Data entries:
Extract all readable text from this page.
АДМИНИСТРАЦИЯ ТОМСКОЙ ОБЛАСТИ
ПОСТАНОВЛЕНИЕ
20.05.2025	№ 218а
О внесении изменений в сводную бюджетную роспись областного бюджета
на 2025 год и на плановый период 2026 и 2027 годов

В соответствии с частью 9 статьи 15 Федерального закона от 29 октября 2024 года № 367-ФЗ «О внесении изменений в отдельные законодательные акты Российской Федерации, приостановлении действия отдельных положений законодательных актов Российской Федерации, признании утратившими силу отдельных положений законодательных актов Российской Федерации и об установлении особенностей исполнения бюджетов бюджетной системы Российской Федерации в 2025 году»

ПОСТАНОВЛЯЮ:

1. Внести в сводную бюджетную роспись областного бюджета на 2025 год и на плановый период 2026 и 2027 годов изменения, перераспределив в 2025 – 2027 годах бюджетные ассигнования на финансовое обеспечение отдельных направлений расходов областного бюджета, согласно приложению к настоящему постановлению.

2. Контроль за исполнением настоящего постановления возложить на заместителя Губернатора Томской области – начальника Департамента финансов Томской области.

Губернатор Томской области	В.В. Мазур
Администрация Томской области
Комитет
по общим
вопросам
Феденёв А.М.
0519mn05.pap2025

WORK TO DO:
Determine how many lines of the listing above hold the word "плановый". Report that number without anything else.

COMPLETED TASK:
2